*Instructions to follow*.
For this exercise, copy out each line of the material below that includes "structured".

*Dataset excerpts*.
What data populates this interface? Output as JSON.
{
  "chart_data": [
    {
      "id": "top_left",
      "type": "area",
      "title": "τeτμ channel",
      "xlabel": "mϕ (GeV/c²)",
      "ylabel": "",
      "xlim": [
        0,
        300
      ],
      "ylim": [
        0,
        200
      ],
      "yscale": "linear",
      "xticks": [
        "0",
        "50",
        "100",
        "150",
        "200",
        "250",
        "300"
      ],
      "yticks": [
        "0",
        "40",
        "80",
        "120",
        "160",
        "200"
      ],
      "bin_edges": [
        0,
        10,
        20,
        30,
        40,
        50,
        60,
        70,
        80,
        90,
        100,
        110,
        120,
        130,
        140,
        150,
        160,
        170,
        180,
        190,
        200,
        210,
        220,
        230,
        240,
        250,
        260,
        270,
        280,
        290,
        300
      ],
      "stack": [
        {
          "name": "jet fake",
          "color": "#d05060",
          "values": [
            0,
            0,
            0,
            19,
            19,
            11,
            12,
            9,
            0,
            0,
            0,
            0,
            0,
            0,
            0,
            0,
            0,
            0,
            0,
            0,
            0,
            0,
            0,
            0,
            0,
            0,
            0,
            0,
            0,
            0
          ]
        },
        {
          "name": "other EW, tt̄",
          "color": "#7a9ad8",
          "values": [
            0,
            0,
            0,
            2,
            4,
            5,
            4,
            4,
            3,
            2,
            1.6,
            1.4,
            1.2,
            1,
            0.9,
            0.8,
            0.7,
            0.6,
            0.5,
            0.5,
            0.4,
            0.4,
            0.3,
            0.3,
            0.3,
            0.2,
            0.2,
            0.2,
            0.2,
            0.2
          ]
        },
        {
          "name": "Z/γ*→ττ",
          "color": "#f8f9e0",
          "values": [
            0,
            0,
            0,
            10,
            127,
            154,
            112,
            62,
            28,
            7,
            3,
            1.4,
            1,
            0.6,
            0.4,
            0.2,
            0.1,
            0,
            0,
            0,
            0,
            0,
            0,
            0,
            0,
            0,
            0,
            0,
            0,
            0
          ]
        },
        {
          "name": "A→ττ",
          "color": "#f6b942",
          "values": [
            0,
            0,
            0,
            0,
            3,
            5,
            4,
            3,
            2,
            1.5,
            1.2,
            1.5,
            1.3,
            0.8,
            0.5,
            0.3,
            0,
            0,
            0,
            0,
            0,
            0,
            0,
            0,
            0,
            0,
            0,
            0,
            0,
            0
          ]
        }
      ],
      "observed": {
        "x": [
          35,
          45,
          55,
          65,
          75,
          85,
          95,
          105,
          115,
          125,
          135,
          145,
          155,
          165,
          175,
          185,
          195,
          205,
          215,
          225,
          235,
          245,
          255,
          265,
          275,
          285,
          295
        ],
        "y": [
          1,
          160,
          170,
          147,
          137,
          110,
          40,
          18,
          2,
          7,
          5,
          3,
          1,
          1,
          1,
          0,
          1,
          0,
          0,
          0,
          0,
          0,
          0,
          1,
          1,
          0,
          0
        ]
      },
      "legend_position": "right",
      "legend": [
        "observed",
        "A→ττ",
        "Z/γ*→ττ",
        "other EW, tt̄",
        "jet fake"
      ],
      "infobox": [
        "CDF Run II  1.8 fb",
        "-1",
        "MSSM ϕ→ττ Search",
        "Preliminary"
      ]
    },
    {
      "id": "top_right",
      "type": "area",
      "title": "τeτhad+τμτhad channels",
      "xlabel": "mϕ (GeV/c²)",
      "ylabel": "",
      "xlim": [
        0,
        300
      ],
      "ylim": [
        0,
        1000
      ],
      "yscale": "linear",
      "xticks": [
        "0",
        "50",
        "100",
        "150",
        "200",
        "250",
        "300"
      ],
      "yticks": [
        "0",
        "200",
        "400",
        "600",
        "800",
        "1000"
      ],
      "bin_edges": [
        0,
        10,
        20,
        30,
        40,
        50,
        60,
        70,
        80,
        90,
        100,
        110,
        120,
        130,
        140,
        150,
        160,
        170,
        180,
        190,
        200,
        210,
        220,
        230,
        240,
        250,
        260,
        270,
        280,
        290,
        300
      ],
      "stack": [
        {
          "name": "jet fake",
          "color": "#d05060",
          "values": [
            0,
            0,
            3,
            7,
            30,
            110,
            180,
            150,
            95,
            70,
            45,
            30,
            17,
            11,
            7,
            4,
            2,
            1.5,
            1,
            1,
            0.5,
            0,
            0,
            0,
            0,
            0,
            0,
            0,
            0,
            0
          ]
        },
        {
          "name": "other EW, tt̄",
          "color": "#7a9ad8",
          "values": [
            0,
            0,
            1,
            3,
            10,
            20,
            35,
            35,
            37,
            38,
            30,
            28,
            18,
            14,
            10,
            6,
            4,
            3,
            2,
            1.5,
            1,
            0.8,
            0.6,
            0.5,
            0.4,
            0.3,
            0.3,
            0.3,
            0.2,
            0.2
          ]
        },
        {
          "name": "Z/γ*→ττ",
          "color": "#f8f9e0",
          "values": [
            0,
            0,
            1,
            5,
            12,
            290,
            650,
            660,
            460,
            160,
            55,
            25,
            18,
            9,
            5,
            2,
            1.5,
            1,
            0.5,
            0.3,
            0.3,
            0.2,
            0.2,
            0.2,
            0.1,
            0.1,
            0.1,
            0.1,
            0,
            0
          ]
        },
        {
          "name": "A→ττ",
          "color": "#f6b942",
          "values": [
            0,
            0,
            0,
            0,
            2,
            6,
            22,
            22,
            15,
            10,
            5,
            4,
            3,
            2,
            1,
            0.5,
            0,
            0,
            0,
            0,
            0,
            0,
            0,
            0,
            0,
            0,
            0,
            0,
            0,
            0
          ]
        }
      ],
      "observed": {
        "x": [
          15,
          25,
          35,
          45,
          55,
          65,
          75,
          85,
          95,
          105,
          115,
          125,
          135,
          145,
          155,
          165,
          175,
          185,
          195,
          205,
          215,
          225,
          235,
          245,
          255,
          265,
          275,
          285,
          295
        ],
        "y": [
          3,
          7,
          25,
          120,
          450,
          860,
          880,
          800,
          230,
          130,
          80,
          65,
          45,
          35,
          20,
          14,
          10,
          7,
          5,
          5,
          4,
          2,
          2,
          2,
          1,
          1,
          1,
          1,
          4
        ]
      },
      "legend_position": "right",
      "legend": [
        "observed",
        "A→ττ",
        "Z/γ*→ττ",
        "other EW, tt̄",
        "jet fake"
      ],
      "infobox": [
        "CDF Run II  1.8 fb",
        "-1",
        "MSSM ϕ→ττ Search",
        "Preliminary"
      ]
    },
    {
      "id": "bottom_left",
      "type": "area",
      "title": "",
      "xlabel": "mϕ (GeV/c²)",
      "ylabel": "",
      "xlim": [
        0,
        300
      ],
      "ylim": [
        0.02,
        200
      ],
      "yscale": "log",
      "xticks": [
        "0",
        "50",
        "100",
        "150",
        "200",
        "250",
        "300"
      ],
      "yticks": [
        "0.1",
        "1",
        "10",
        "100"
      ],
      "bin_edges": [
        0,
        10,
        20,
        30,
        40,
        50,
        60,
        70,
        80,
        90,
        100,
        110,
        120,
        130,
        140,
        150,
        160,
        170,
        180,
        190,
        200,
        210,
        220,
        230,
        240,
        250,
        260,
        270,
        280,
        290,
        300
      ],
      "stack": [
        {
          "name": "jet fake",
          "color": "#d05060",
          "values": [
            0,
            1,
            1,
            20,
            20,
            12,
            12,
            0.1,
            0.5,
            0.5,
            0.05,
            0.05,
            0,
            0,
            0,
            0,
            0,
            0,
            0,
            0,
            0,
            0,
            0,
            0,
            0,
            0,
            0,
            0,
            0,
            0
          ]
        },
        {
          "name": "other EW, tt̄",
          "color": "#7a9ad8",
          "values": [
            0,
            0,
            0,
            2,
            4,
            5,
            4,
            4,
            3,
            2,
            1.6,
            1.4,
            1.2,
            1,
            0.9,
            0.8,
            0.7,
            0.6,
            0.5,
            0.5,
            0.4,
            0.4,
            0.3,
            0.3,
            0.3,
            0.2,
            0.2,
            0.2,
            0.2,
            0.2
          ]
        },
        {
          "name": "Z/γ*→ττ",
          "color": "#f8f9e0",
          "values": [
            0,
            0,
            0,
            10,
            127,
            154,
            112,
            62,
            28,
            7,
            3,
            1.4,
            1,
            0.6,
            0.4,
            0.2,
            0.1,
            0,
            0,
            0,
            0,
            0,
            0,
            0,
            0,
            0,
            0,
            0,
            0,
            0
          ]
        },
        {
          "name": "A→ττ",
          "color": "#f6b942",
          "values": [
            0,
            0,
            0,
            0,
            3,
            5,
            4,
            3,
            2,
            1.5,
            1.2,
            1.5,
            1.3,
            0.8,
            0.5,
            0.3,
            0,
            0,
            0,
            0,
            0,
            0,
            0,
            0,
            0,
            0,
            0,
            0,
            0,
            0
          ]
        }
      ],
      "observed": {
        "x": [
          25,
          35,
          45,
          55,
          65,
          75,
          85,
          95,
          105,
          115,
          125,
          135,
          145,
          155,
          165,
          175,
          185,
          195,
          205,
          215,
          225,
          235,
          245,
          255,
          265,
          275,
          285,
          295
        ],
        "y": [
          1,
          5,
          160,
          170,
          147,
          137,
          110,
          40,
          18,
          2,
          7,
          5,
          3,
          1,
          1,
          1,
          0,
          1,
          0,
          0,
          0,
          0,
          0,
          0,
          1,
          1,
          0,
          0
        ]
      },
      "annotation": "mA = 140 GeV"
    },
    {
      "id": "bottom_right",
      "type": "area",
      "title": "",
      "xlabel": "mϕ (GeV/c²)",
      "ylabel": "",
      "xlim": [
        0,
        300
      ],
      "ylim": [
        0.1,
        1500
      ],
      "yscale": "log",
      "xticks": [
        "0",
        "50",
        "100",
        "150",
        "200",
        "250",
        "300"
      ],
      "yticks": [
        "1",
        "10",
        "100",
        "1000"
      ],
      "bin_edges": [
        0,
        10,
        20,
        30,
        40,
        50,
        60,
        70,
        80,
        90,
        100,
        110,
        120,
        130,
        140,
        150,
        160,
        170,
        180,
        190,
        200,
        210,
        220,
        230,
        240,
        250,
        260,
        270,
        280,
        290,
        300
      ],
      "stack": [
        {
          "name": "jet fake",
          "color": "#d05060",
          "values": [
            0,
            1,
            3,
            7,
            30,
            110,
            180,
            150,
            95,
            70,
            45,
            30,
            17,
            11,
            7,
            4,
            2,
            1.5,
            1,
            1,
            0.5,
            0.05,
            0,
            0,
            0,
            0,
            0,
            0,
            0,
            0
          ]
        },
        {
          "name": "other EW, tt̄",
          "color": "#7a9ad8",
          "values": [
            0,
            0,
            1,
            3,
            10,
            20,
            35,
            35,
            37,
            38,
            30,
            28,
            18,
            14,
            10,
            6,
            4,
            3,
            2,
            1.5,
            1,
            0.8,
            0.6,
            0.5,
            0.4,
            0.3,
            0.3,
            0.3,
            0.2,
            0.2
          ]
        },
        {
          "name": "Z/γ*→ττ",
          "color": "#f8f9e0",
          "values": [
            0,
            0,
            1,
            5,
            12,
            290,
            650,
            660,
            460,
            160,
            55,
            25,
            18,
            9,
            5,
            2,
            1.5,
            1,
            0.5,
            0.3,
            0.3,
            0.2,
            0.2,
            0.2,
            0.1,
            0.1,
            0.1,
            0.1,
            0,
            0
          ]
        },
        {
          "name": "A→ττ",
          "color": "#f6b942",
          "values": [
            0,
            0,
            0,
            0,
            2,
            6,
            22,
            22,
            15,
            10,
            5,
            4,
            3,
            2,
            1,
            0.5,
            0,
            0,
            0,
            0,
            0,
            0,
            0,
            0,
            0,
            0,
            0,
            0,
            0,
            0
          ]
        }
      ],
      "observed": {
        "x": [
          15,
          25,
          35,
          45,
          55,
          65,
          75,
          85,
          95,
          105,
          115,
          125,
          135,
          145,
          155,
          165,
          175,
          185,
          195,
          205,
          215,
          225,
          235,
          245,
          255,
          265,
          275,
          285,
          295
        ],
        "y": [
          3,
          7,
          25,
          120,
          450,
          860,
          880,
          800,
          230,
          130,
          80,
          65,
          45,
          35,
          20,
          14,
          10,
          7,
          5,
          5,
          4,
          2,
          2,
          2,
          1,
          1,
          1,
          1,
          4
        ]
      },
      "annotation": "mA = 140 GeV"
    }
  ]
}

--

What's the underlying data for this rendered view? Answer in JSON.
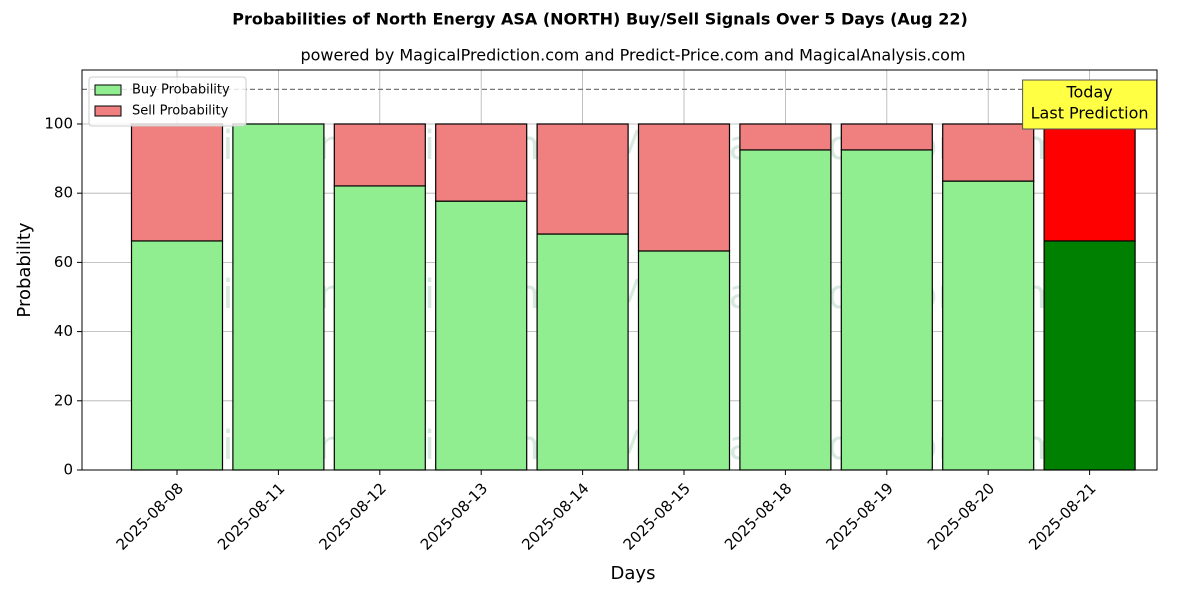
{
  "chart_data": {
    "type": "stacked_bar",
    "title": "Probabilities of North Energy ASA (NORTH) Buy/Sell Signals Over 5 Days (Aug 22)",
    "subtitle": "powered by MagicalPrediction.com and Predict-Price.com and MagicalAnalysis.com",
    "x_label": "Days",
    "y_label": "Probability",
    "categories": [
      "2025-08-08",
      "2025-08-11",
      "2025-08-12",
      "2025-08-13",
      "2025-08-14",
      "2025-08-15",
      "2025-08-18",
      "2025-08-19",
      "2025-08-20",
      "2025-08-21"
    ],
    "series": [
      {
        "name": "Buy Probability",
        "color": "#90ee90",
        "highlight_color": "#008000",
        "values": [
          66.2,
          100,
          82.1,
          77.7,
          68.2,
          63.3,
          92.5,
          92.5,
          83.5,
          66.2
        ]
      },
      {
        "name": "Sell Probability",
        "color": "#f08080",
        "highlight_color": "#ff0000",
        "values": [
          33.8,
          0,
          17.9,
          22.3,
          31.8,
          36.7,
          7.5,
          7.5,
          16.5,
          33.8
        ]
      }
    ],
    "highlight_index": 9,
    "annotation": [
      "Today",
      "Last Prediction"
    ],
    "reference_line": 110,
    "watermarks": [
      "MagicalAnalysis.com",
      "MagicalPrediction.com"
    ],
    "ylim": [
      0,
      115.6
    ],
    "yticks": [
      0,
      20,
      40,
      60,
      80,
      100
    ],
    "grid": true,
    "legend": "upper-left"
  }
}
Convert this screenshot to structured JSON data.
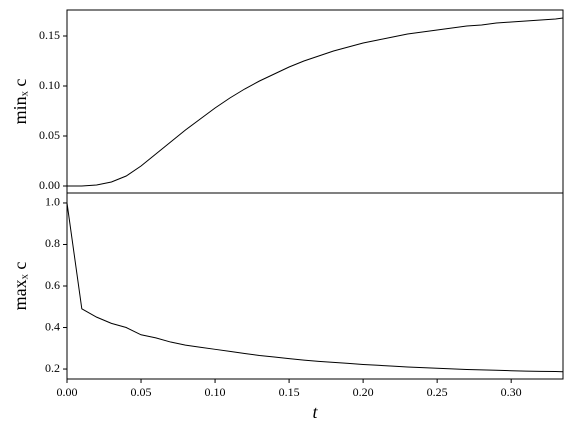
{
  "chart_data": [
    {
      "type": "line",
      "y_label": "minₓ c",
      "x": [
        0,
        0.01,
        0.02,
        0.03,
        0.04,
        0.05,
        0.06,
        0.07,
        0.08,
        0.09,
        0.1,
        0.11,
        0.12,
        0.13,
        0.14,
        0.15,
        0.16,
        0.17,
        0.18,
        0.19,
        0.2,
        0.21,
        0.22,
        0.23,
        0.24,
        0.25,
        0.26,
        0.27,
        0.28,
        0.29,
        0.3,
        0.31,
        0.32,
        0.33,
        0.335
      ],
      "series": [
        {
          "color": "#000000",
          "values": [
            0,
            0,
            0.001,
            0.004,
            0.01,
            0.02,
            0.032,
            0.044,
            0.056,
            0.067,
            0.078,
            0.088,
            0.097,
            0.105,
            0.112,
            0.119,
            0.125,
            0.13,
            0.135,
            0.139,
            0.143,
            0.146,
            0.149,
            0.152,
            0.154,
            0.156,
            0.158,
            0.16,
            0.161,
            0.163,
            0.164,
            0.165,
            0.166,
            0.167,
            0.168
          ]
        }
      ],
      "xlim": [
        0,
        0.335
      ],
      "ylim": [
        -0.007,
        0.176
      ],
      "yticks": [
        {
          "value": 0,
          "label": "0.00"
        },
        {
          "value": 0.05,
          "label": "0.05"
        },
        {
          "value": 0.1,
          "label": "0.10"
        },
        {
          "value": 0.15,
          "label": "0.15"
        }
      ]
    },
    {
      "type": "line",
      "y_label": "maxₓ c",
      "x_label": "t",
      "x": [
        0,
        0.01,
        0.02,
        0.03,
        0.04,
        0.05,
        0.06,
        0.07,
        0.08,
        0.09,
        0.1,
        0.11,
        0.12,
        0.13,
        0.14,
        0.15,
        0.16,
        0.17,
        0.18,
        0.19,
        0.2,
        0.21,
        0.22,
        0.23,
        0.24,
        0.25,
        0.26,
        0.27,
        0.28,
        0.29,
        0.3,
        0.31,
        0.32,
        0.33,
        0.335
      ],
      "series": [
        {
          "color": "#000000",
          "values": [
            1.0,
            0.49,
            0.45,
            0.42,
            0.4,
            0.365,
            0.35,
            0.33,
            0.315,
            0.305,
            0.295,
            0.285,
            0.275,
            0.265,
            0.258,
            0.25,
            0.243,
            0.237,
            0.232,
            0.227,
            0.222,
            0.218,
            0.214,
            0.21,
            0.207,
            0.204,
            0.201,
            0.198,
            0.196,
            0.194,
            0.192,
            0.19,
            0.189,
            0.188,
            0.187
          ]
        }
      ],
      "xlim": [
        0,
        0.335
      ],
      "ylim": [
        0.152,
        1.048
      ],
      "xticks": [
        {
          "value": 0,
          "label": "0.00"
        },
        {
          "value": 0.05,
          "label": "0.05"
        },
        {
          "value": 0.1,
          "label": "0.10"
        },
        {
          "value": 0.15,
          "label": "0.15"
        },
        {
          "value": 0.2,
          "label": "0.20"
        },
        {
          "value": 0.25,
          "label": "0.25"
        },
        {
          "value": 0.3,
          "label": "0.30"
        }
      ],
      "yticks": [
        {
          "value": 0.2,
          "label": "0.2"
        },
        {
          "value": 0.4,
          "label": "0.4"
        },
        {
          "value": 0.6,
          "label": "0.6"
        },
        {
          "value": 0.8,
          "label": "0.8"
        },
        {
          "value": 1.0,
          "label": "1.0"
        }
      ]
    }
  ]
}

...

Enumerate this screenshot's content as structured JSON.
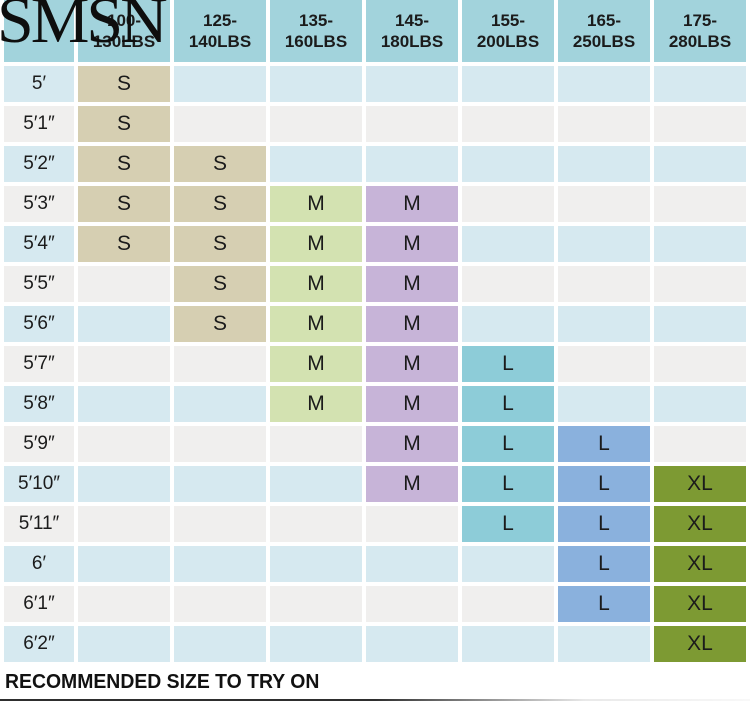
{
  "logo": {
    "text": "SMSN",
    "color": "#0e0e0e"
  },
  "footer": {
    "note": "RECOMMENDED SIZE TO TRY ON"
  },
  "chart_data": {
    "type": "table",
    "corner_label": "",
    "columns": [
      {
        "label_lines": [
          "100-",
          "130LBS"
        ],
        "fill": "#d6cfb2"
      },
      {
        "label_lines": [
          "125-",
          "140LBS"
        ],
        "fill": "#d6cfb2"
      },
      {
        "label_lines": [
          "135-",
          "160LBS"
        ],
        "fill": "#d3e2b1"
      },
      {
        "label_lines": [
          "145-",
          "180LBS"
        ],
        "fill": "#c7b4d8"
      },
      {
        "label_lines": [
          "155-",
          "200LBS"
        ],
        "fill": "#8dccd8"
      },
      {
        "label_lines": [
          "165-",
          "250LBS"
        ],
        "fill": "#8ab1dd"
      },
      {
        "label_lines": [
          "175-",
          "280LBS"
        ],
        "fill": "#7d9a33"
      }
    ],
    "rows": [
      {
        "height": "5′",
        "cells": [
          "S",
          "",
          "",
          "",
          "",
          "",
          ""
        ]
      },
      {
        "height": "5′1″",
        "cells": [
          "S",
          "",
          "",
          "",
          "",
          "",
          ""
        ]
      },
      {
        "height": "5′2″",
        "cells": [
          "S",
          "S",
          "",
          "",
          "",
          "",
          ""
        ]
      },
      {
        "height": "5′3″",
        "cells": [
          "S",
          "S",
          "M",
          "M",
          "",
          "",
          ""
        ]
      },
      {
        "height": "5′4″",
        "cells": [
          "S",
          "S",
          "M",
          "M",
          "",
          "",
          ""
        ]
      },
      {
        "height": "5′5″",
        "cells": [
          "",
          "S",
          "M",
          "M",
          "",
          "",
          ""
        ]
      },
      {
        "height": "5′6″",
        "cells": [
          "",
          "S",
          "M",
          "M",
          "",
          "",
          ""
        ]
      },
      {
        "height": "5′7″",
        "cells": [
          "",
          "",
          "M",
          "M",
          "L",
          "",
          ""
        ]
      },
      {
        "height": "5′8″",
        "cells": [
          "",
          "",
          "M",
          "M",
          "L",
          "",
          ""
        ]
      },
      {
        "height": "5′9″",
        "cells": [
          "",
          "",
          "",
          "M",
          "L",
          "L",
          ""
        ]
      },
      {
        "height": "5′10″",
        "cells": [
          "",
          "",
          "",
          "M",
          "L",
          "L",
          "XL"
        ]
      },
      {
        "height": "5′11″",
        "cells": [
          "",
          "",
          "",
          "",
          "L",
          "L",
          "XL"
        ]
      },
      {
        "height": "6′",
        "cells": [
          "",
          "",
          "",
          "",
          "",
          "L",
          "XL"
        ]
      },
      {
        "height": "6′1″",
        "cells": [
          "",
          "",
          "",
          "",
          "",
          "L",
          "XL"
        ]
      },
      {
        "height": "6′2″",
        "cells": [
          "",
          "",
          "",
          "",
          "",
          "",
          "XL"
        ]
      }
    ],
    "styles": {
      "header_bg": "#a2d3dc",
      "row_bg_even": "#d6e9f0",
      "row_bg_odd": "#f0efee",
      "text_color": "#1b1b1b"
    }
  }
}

*Task result*.
Convert this screenshot to structured JSON data.
Enumerate this screenshot's content as structured JSON.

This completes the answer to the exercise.